▶ **Request**
Nothing in the data should change when you return it, but leave the pictures out.

--- Start ---

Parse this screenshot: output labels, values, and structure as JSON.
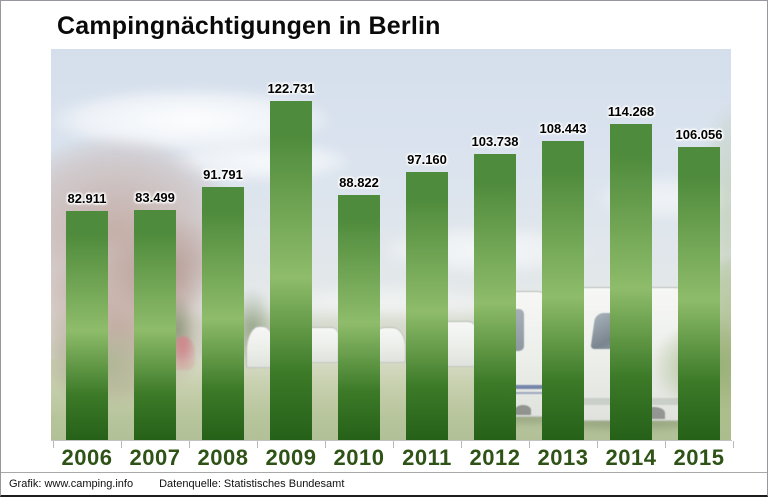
{
  "chart_data": {
    "type": "bar",
    "title": "Campingnächtigungen in Berlin",
    "categories": [
      "2006",
      "2007",
      "2008",
      "2009",
      "2010",
      "2011",
      "2012",
      "2013",
      "2014",
      "2015"
    ],
    "values": [
      82911,
      83499,
      91791,
      122731,
      88822,
      97160,
      103738,
      108443,
      114268,
      106056
    ],
    "value_labels": [
      "82.911",
      "83.499",
      "91.791",
      "122.731",
      "88.822",
      "97.160",
      "103.738",
      "108.443",
      "114.268",
      "106.056"
    ],
    "xlabel": "",
    "ylabel": "",
    "ylim": [
      0,
      140000
    ],
    "grid": false,
    "legend": false,
    "value_labels_position": "above-bars",
    "background": "washed-out campsite photo with caravans, tents and trees"
  },
  "style": {
    "bar_gradient_top": "#4f8b3c",
    "bar_gradient_mid": "#8ebc6a",
    "bar_gradient_bottom": "#256018",
    "year_label_color": "#2f5317",
    "value_label_color": "#000000",
    "title_color": "#0a0a0a",
    "axis_color": "#c3c3c3"
  },
  "footer": {
    "credit": "Grafik: www.camping.info",
    "source": "Datenquelle: Statistisches Bundesamt"
  }
}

--- End ---

▶ **Answer to the task**
Parse this screenshot: output labels, values, and structure as JSON.
{
  "chart_data": {
    "type": "bar",
    "title": "Campingnächtigungen in Berlin",
    "categories": [
      "2006",
      "2007",
      "2008",
      "2009",
      "2010",
      "2011",
      "2012",
      "2013",
      "2014",
      "2015"
    ],
    "values": [
      82911,
      83499,
      91791,
      122731,
      88822,
      97160,
      103738,
      108443,
      114268,
      106056
    ],
    "value_labels": [
      "82.911",
      "83.499",
      "91.791",
      "122.731",
      "88.822",
      "97.160",
      "103.738",
      "108.443",
      "114.268",
      "106.056"
    ],
    "xlabel": "",
    "ylabel": "",
    "ylim": [
      0,
      140000
    ],
    "grid": false,
    "legend": false,
    "value_labels_position": "above-bars",
    "background": "washed-out campsite photo with caravans, tents and trees"
  },
  "style": {
    "bar_gradient_top": "#4f8b3c",
    "bar_gradient_mid": "#8ebc6a",
    "bar_gradient_bottom": "#256018",
    "year_label_color": "#2f5317",
    "value_label_color": "#000000",
    "title_color": "#0a0a0a",
    "axis_color": "#c3c3c3"
  },
  "footer": {
    "credit": "Grafik: www.camping.info",
    "source": "Datenquelle: Statistisches Bundesamt"
  }
}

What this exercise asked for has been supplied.